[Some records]
--------
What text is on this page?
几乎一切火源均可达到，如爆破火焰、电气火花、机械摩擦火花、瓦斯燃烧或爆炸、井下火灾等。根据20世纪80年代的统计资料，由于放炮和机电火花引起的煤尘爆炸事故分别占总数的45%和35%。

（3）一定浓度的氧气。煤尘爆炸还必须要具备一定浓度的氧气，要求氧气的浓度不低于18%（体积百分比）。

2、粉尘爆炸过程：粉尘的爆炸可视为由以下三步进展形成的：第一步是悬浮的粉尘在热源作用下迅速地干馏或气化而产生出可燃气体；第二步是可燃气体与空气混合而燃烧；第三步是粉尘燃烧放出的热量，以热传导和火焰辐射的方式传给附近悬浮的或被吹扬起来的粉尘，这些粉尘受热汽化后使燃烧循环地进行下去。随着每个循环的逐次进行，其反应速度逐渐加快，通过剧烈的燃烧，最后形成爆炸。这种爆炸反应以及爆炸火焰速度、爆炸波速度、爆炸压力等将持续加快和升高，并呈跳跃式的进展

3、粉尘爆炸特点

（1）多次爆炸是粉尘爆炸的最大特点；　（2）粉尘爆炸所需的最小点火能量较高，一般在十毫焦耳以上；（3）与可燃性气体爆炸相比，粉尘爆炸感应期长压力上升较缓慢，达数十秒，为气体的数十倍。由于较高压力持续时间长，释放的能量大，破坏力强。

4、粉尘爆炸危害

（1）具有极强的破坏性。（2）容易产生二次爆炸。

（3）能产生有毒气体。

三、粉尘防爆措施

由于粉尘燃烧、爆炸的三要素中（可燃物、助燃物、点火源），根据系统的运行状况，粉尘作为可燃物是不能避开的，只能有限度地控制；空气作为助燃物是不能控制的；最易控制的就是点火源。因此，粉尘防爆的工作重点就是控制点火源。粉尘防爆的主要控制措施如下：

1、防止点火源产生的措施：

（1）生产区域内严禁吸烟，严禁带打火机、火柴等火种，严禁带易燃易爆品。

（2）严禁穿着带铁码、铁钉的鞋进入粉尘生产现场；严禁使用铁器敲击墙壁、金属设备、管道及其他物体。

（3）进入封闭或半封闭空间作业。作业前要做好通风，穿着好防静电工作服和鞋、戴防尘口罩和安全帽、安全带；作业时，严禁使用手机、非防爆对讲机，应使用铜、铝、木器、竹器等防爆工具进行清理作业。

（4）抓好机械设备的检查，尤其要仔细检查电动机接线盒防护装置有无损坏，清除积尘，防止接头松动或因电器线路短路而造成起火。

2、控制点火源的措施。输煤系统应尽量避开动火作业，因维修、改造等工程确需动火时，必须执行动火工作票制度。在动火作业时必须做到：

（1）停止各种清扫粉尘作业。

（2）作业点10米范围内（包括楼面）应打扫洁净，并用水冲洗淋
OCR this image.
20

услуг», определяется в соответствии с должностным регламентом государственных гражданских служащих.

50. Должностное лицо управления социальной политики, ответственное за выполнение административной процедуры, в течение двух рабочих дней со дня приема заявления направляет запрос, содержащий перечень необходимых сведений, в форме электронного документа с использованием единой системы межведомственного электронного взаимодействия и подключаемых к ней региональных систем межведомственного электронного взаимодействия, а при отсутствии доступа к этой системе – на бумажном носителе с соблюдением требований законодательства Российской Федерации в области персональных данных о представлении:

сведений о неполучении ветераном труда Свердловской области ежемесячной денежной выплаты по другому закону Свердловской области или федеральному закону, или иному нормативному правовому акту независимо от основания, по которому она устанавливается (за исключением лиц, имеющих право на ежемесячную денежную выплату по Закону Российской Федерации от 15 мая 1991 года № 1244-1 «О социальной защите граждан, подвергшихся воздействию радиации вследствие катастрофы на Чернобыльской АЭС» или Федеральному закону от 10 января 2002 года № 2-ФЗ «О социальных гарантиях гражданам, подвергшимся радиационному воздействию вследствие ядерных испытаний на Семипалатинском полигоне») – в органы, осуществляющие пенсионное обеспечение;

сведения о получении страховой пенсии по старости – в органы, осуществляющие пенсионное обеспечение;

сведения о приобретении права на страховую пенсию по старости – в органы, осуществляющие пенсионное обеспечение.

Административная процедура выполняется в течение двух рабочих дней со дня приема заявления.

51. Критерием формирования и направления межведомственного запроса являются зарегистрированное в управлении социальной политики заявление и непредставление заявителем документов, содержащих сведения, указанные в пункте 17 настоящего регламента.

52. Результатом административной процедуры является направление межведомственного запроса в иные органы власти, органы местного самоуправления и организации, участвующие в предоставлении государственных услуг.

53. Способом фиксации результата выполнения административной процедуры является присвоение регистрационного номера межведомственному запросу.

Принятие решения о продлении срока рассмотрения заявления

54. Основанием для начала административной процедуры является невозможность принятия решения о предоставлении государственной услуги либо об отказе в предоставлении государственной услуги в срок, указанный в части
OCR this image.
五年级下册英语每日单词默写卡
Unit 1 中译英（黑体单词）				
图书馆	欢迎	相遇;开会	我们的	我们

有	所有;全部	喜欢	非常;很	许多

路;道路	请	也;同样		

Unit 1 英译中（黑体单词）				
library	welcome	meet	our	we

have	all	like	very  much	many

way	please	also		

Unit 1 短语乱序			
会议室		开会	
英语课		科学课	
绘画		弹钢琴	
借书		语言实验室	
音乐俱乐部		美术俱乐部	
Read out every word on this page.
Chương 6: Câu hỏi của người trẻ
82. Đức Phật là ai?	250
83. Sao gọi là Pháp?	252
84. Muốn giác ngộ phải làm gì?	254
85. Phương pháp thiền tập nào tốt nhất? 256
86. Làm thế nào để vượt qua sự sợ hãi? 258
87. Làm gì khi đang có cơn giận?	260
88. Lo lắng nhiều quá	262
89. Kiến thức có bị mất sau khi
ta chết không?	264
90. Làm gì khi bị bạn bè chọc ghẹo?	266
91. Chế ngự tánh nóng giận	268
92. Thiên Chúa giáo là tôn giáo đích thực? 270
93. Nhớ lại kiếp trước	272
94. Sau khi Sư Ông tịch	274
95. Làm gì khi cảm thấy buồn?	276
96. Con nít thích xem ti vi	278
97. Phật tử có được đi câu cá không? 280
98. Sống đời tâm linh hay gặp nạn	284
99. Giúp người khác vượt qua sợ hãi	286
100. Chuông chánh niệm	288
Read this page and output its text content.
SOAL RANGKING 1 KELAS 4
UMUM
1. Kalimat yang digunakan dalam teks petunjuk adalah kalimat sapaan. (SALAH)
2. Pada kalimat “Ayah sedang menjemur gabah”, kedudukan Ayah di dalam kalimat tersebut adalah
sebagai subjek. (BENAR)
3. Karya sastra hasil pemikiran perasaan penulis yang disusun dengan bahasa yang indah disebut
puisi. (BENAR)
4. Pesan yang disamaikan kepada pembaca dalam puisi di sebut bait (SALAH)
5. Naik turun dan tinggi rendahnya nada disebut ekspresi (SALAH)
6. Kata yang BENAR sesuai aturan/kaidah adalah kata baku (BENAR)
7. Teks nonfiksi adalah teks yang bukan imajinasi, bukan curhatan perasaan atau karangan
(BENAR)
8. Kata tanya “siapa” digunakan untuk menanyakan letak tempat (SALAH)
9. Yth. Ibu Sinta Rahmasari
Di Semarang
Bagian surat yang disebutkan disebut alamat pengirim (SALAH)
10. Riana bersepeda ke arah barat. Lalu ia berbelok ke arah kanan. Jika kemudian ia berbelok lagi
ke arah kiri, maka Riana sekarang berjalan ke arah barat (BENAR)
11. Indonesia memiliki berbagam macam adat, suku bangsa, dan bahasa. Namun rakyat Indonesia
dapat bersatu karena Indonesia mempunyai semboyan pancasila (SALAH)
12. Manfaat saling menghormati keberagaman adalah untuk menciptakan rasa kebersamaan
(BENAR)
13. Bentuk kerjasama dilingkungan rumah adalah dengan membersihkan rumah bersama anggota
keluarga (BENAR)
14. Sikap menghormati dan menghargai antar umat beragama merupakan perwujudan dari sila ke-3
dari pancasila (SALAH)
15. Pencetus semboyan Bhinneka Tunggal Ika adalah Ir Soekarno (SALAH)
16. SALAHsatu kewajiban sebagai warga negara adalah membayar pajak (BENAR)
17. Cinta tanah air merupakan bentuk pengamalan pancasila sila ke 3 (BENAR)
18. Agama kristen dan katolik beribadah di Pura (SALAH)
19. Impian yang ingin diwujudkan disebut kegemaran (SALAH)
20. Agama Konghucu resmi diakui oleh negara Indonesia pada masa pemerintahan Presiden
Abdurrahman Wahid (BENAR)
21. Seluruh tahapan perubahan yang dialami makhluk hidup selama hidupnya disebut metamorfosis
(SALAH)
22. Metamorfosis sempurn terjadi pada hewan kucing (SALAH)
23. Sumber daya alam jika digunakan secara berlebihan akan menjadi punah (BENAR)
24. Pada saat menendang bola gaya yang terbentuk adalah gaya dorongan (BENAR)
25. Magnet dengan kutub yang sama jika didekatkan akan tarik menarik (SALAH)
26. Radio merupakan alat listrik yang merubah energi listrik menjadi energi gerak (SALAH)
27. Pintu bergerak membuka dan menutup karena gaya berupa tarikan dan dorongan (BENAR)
--------
GOAL OF THE EXERCISE: Gather each line of the listing that holds the string "государственных".

CORRECT ANSWER:
услуг», определяется в соответствии с должностным регламентом государственных гражданских служащих.
52. Результатом административной процедуры является направление межведомственного запроса в иные органы власти, органы местного самоуправления и организации, участвующие в предоставлении государственных услуг.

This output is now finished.